>> start Provided material
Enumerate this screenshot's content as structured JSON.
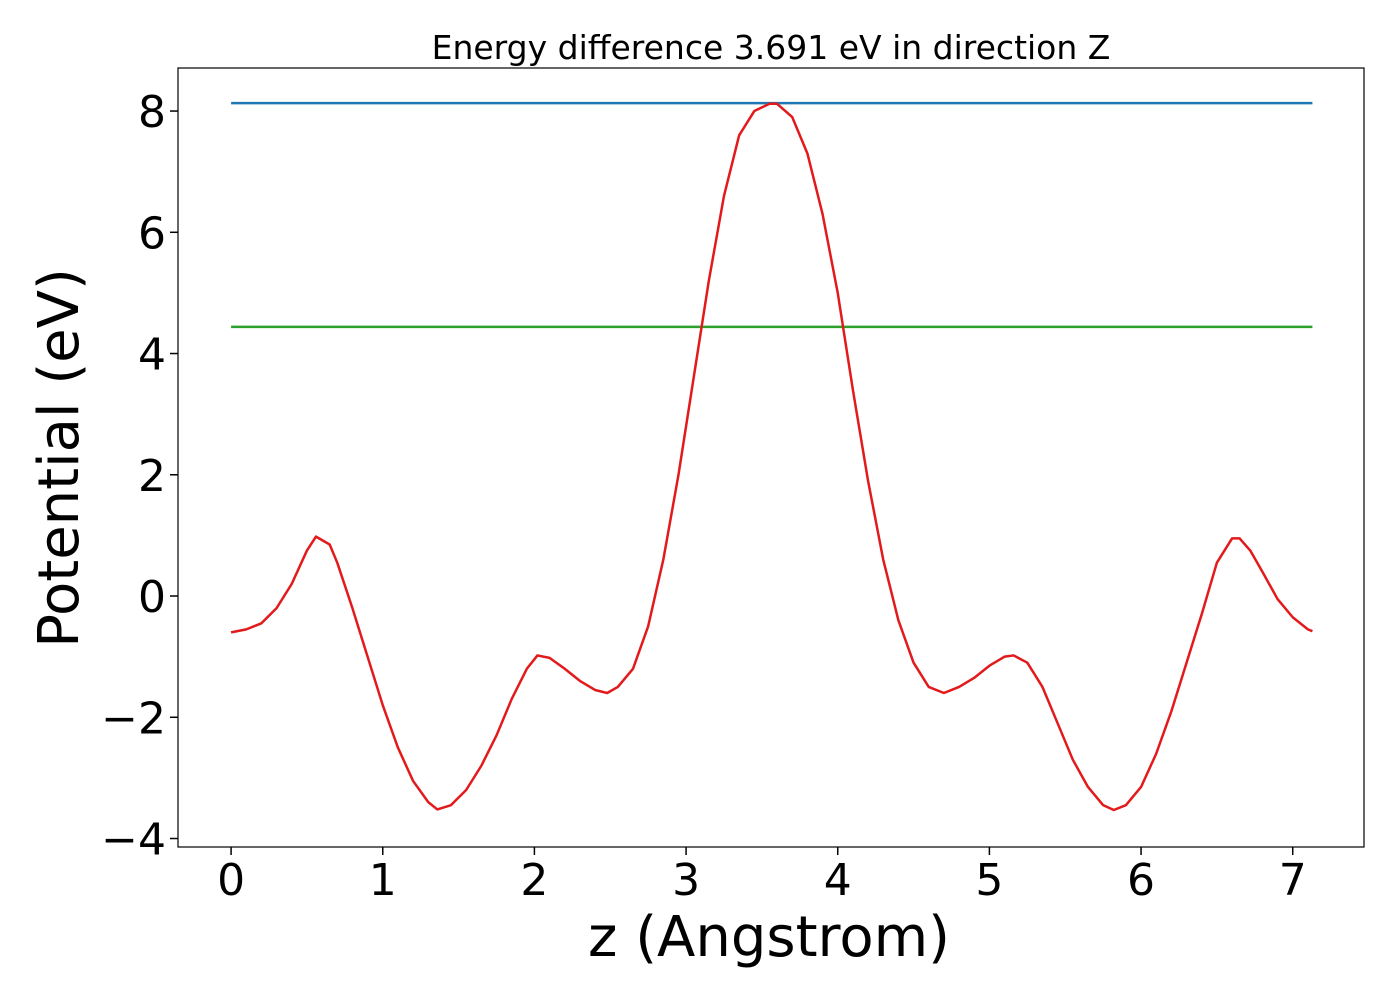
{
  "chart_data": {
    "type": "line",
    "title": "Energy difference 3.691 eV in direction Z",
    "xlabel": "z (Angstrom)",
    "ylabel": "Potential (eV)",
    "xlim": [
      -0.35,
      7.47
    ],
    "ylim": [
      -4.14,
      8.71
    ],
    "xticks": [
      0,
      1,
      2,
      3,
      4,
      5,
      6,
      7
    ],
    "yticks": [
      {
        "value": -4,
        "label": "−4"
      },
      {
        "value": -2,
        "label": "−2"
      },
      0,
      2,
      4,
      6,
      8
    ],
    "series": [
      {
        "color": "#1f77b4",
        "x": [
          0,
          7.13
        ],
        "values": [
          8.13,
          8.13
        ]
      },
      {
        "color": "#2ca02c",
        "x": [
          0,
          7.13
        ],
        "values": [
          4.44,
          4.44
        ]
      },
      {
        "color": "#e31a1c",
        "x": [
          0,
          0.1,
          0.2,
          0.3,
          0.4,
          0.5,
          0.56,
          0.65,
          0.7,
          0.8,
          0.9,
          1.0,
          1.1,
          1.2,
          1.3,
          1.36,
          1.45,
          1.55,
          1.65,
          1.75,
          1.85,
          1.95,
          2.02,
          2.1,
          2.2,
          2.3,
          2.4,
          2.48,
          2.55,
          2.65,
          2.75,
          2.85,
          2.95,
          3.05,
          3.15,
          3.25,
          3.35,
          3.45,
          3.55,
          3.6,
          3.7,
          3.8,
          3.9,
          4.0,
          4.1,
          4.2,
          4.3,
          4.4,
          4.5,
          4.6,
          4.7,
          4.8,
          4.9,
          5.0,
          5.1,
          5.16,
          5.25,
          5.35,
          5.45,
          5.55,
          5.65,
          5.75,
          5.82,
          5.9,
          6.0,
          6.1,
          6.2,
          6.3,
          6.4,
          6.5,
          6.6,
          6.65,
          6.72,
          6.8,
          6.9,
          7.0,
          7.1,
          7.13
        ],
        "values": [
          -0.6,
          -0.55,
          -0.45,
          -0.2,
          0.2,
          0.75,
          0.98,
          0.85,
          0.55,
          -0.2,
          -1.0,
          -1.8,
          -2.5,
          -3.05,
          -3.4,
          -3.52,
          -3.45,
          -3.2,
          -2.8,
          -2.3,
          -1.7,
          -1.2,
          -0.98,
          -1.02,
          -1.2,
          -1.4,
          -1.55,
          -1.6,
          -1.5,
          -1.2,
          -0.5,
          0.6,
          2.0,
          3.6,
          5.2,
          6.6,
          7.6,
          8.0,
          8.12,
          8.12,
          7.9,
          7.3,
          6.3,
          5.0,
          3.4,
          1.9,
          0.6,
          -0.4,
          -1.1,
          -1.5,
          -1.6,
          -1.5,
          -1.35,
          -1.15,
          -1.0,
          -0.98,
          -1.1,
          -1.5,
          -2.1,
          -2.7,
          -3.15,
          -3.45,
          -3.53,
          -3.45,
          -3.15,
          -2.6,
          -1.9,
          -1.1,
          -0.3,
          0.55,
          0.95,
          0.95,
          0.75,
          0.4,
          -0.05,
          -0.35,
          -0.55,
          -0.58
        ]
      }
    ]
  }
}
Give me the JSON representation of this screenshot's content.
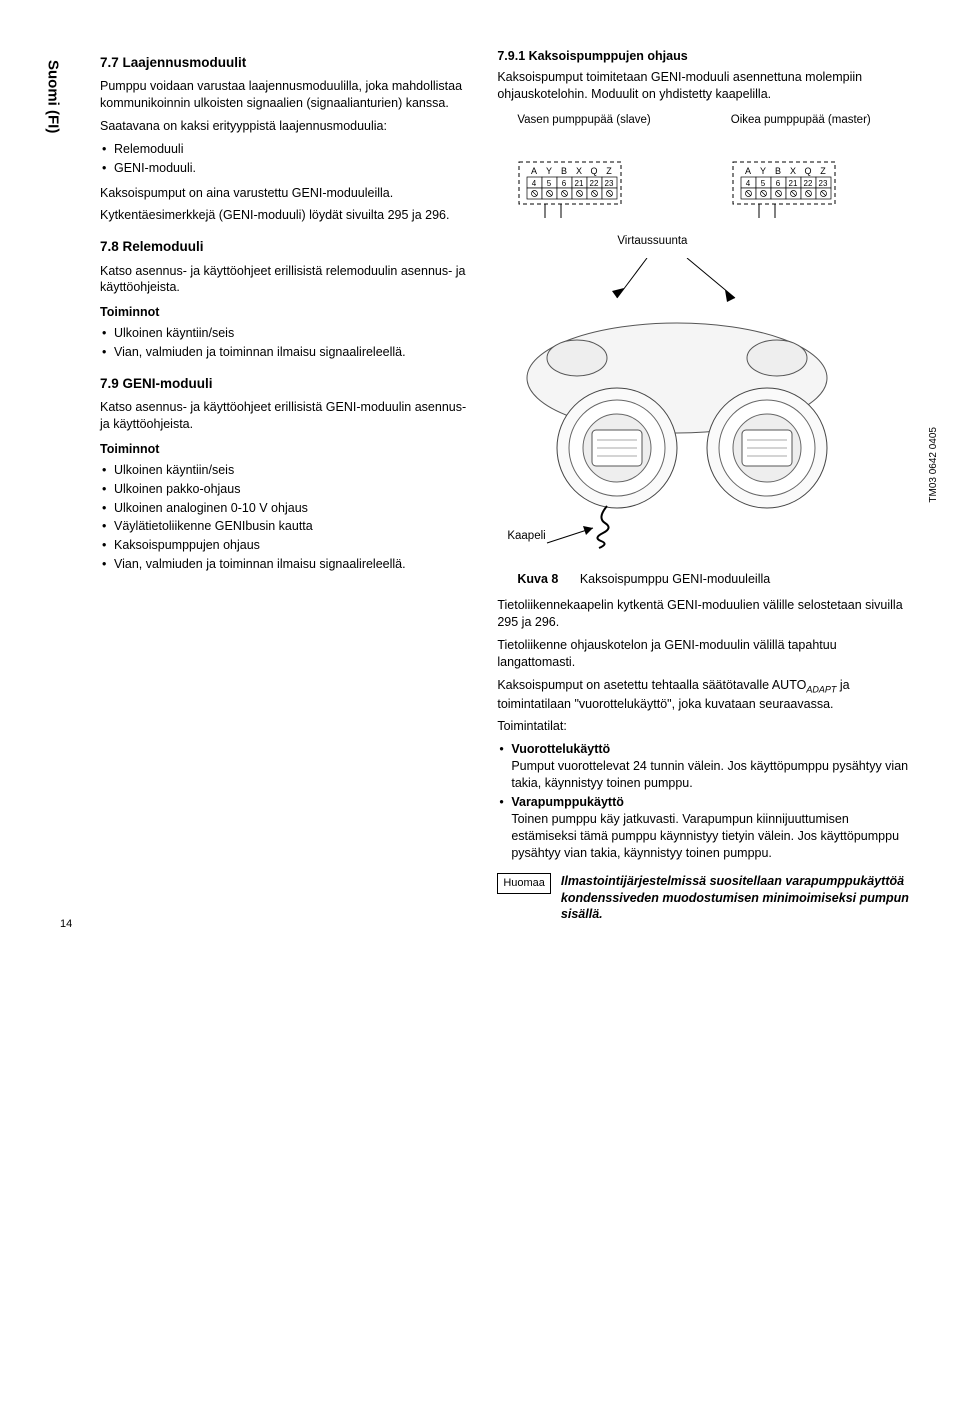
{
  "sideLabel": "Suomi (FI)",
  "left": {
    "h77": "7.7 Laajennusmoduulit",
    "p77a": "Pumppu voidaan varustaa laajennusmoduulilla, joka mahdollistaa kommunikoinnin ulkoisten signaalien (signaalianturien) kanssa.",
    "p77b": "Saatavana on kaksi erityyppistä laajennusmoduulia:",
    "li77": [
      "Relemoduuli",
      "GENI-moduuli."
    ],
    "p77c": "Kaksoispumput on aina varustettu GENI-moduuleilla.",
    "p77d": "Kytkentäesimerkkejä (GENI-moduuli) löydät sivuilta 295 ja 296.",
    "h78": "7.8 Relemoduuli",
    "p78a": "Katso asennus- ja käyttöohjeet erillisistä relemoduulin asennus- ja käyttöohjeista.",
    "funcLabel1": "Toiminnot",
    "li78": [
      "Ulkoinen käyntiin/seis",
      "Vian, valmiuden ja toiminnan ilmaisu signaalireleellä."
    ],
    "h79": "7.9 GENI-moduuli",
    "p79a": "Katso asennus- ja käyttöohjeet erillisistä GENI-moduulin asennus- ja käyttöohjeista.",
    "funcLabel2": "Toiminnot",
    "li79": [
      "Ulkoinen käyntiin/seis",
      "Ulkoinen pakko-ohjaus",
      "Ulkoinen analoginen 0-10 V ohjaus",
      "Väylätietoliikenne GENIbusin kautta",
      "Kaksoispumppujen ohjaus",
      "Vian, valmiuden ja toiminnan ilmaisu signaalireleellä."
    ]
  },
  "right": {
    "h791": "7.9.1 Kaksoispumppujen ohjaus",
    "p791a": "Kaksoispumput toimitetaan GENI-moduuli asennettuna molempiin ohjauskotelohin. Moduulit on yhdistetty kaapelilla.",
    "leftTermLabel": "Vasen pumppupää (slave)",
    "rightTermLabel": "Oikea pumppupää (master)",
    "termLetters": [
      "A",
      "Y",
      "B",
      "X",
      "Q",
      "Z"
    ],
    "termNums": [
      "4",
      "5",
      "6",
      "21",
      "22",
      "23"
    ],
    "flowLabel": "Virtaussuunta",
    "cableLabel": "Kaapeli",
    "tmLabel": "TM03 0642 0405",
    "figNum": "Kuva 8",
    "figText": "Kaksoispumppu GENI-moduuleilla",
    "p791b": "Tietoliikennekaapelin kytkentä GENI-moduulien välille selostetaan sivuilla 295 ja 296.",
    "p791c": "Tietoliikenne ohjauskotelon ja GENI-moduulin välillä tapahtuu langattomasti.",
    "p791d1": "Kaksoispumput on asetettu tehtaalla säätötavalle AUTO",
    "p791d2": " ja toimintatilaan \"vuorottelukäyttö\", joka kuvataan seuraavassa.",
    "adapt": "ADAPT",
    "opTitle": "Toimintatilat:",
    "op1t": "Vuorottelukäyttö",
    "op1p": "Pumput vuorottelevat 24 tunnin välein. Jos käyttöpumppu pysähtyy vian takia, käynnistyy toinen pumppu.",
    "op2t": "Varapumppukäyttö",
    "op2p": "Toinen pumppu käy jatkuvasti. Varapumpun kiinnijuuttumisen estämiseksi tämä pumppu käynnistyy tietyin välein. Jos käyttöpumppu pysähtyy vian takia, käynnistyy toinen pumppu.",
    "noteBox": "Huomaa",
    "noteText": "Ilmastointijärjestelmissä suositellaan varapumppukäyttöä kondenssiveden muodostumisen minimoimiseksi pumpun sisällä."
  },
  "pageNum": "14"
}
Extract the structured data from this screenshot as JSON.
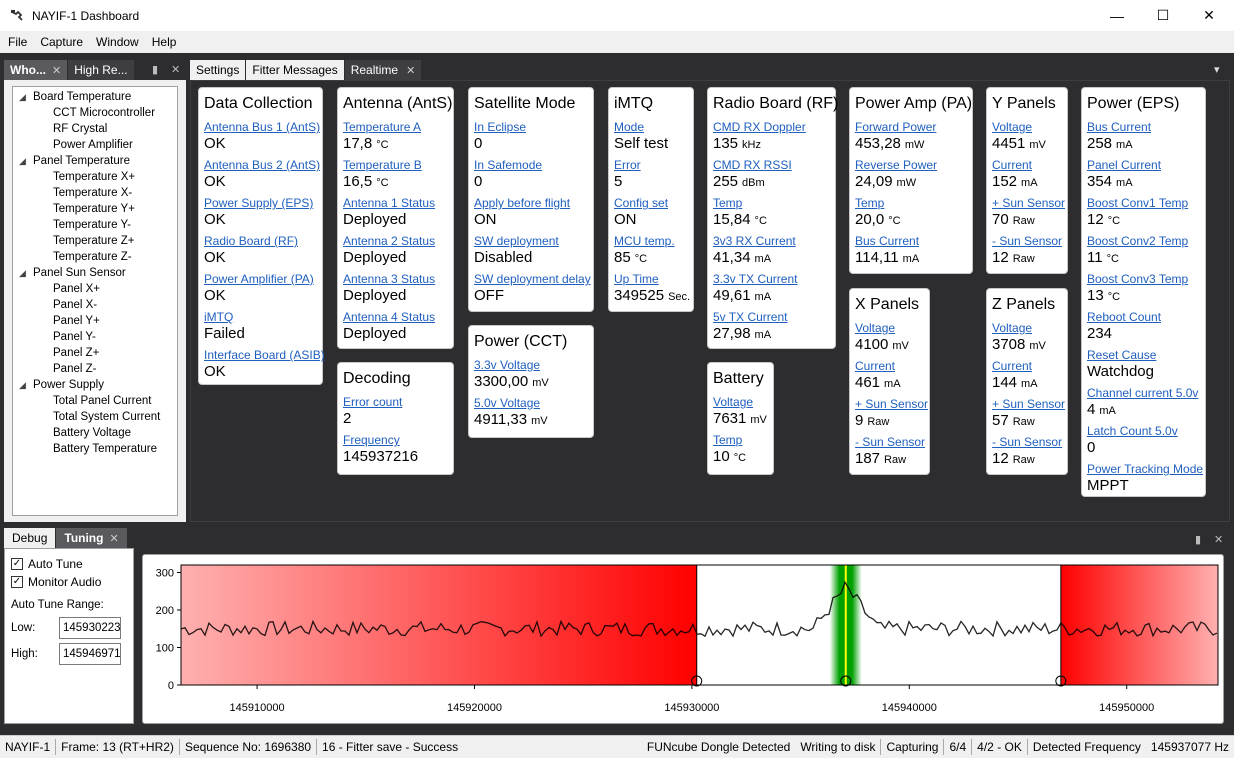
>> end Provided material
Exercise aim: Pictures in the records above are not copied; print everything else exactly.

Written response:
Enumerate this screenshot's content as structured JSON.
{
  "chart_data": {
    "type": "line",
    "title": "Energy difference 3.691 eV in direction Z",
    "xlabel": "z (Angstrom)",
    "ylabel": "Potential (eV)",
    "xlim": [
      -0.35,
      7.47
    ],
    "ylim": [
      -4.14,
      8.71
    ],
    "xticks": [
      0,
      1,
      2,
      3,
      4,
      5,
      6,
      7
    ],
    "yticks": [
      {
        "value": -4,
        "label": "−4"
      },
      {
        "value": -2,
        "label": "−2"
      },
      0,
      2,
      4,
      6,
      8
    ],
    "series": [
      {
        "color": "#1f77b4",
        "x": [
          0,
          7.13
        ],
        "values": [
          8.13,
          8.13
        ]
      },
      {
        "color": "#2ca02c",
        "x": [
          0,
          7.13
        ],
        "values": [
          4.44,
          4.44
        ]
      },
      {
        "color": "#e31a1c",
        "x": [
          0,
          0.1,
          0.2,
          0.3,
          0.4,
          0.5,
          0.56,
          0.65,
          0.7,
          0.8,
          0.9,
          1.0,
          1.1,
          1.2,
          1.3,
          1.36,
          1.45,
          1.55,
          1.65,
          1.75,
          1.85,
          1.95,
          2.02,
          2.1,
          2.2,
          2.3,
          2.4,
          2.48,
          2.55,
          2.65,
          2.75,
          2.85,
          2.95,
          3.05,
          3.15,
          3.25,
          3.35,
          3.45,
          3.55,
          3.6,
          3.7,
          3.8,
          3.9,
          4.0,
          4.1,
          4.2,
          4.3,
          4.4,
          4.5,
          4.6,
          4.7,
          4.8,
          4.9,
          5.0,
          5.1,
          5.16,
          5.25,
          5.35,
          5.45,
          5.55,
          5.65,
          5.75,
          5.82,
          5.9,
          6.0,
          6.1,
          6.2,
          6.3,
          6.4,
          6.5,
          6.6,
          6.65,
          6.72,
          6.8,
          6.9,
          7.0,
          7.1,
          7.13
        ],
        "values": [
          -0.6,
          -0.55,
          -0.45,
          -0.2,
          0.2,
          0.75,
          0.98,
          0.85,
          0.55,
          -0.2,
          -1.0,
          -1.8,
          -2.5,
          -3.05,
          -3.4,
          -3.52,
          -3.45,
          -3.2,
          -2.8,
          -2.3,
          -1.7,
          -1.2,
          -0.98,
          -1.02,
          -1.2,
          -1.4,
          -1.55,
          -1.6,
          -1.5,
          -1.2,
          -0.5,
          0.6,
          2.0,
          3.6,
          5.2,
          6.6,
          7.6,
          8.0,
          8.12,
          8.12,
          7.9,
          7.3,
          6.3,
          5.0,
          3.4,
          1.9,
          0.6,
          -0.4,
          -1.1,
          -1.5,
          -1.6,
          -1.5,
          -1.35,
          -1.15,
          -1.0,
          -0.98,
          -1.1,
          -1.5,
          -2.1,
          -2.7,
          -3.15,
          -3.45,
          -3.53,
          -3.45,
          -3.15,
          -2.6,
          -1.9,
          -1.1,
          -0.3,
          0.55,
          0.95,
          0.95,
          0.75,
          0.4,
          -0.05,
          -0.35,
          -0.55,
          -0.58
        ]
      }
    ]
  }
}
Give me the JSON representation of this screenshot's content.
{
  "sideLabel": "Suomi (FI)",
  "left": {
    "h77": "7.7 Laajennusmoduulit",
    "p77a": "Pumppu voidaan varustaa laajennusmoduulilla, joka mahdollistaa kommunikoinnin ulkoisten signaalien (signaalianturien) kanssa.",
    "p77b": "Saatavana on kaksi erityyppistä laajennusmoduulia:",
    "li77": [
      "Relemoduuli",
      "GENI-moduuli."
    ],
    "p77c": "Kaksoispumput on aina varustettu GENI-moduuleilla.",
    "p77d": "Kytkentäesimerkkejä (GENI-moduuli) löydät sivuilta 295 ja 296.",
    "h78": "7.8 Relemoduuli",
    "p78a": "Katso asennus- ja käyttöohjeet erillisistä relemoduulin asennus- ja käyttöohjeista.",
    "funcLabel1": "Toiminnot",
    "li78": [
      "Ulkoinen käyntiin/seis",
      "Vian, valmiuden ja toiminnan ilmaisu signaalireleellä."
    ],
    "h79": "7.9 GENI-moduuli",
    "p79a": "Katso asennus- ja käyttöohjeet erillisistä GENI-moduulin asennus- ja käyttöohjeista.",
    "funcLabel2": "Toiminnot",
    "li79": [
      "Ulkoinen käyntiin/seis",
      "Ulkoinen pakko-ohjaus",
      "Ulkoinen analoginen 0-10 V ohjaus",
      "Väylätietoliikenne GENIbusin kautta",
      "Kaksoispumppujen ohjaus",
      "Vian, valmiuden ja toiminnan ilmaisu signaalireleellä."
    ]
  },
  "right": {
    "h791": "7.9.1 Kaksoispumppujen ohjaus",
    "p791a": "Kaksoispumput toimitetaan GENI-moduuli asennettuna molempiin ohjauskotelohin. Moduulit on yhdistetty kaapelilla.",
    "leftTermLabel": "Vasen pumppupää (slave)",
    "rightTermLabel": "Oikea pumppupää (master)",
    "termLetters": [
      "A",
      "Y",
      "B",
      "X",
      "Q",
      "Z"
    ],
    "termNums": [
      "4",
      "5",
      "6",
      "21",
      "22",
      "23"
    ],
    "flowLabel": "Virtaussuunta",
    "cableLabel": "Kaapeli",
    "tmLabel": "TM03 0642 0405",
    "figNum": "Kuva 8",
    "figText": "Kaksoispumppu GENI-moduuleilla",
    "p791b": "Tietoliikennekaapelin kytkentä GENI-moduulien välille selostetaan sivuilla 295 ja 296.",
    "p791c": "Tietoliikenne ohjauskotelon ja GENI-moduulin välillä tapahtuu langattomasti.",
    "p791d1": "Kaksoispumput on asetettu tehtaalla säätötavalle AUTO",
    "p791d2": " ja toimintatilaan \"vuorottelukäyttö\", joka kuvataan seuraavassa.",
    "adapt": "ADAPT",
    "opTitle": "Toimintatilat:",
    "op1t": "Vuorottelukäyttö",
    "op1p": "Pumput vuorottelevat 24 tunnin välein. Jos käyttöpumppu pysähtyy vian takia, käynnistyy toinen pumppu.",
    "op2t": "Varapumppukäyttö",
    "op2p": "Toinen pumppu käy jatkuvasti. Varapumpun kiinnijuuttumisen estämiseksi tämä pumppu käynnistyy tietyin välein. Jos käyttöpumppu pysähtyy vian takia, käynnistyy toinen pumppu.",
    "noteBox": "Huomaa",
    "noteText": "Ilmastointijärjestelmissä suositellaan varapumppukäyttöä kondenssiveden muodostumisen minimoimiseksi pumpun sisällä."
  },
  "pageNum": "14"
}
Extract the structured data from this screenshot as JSON.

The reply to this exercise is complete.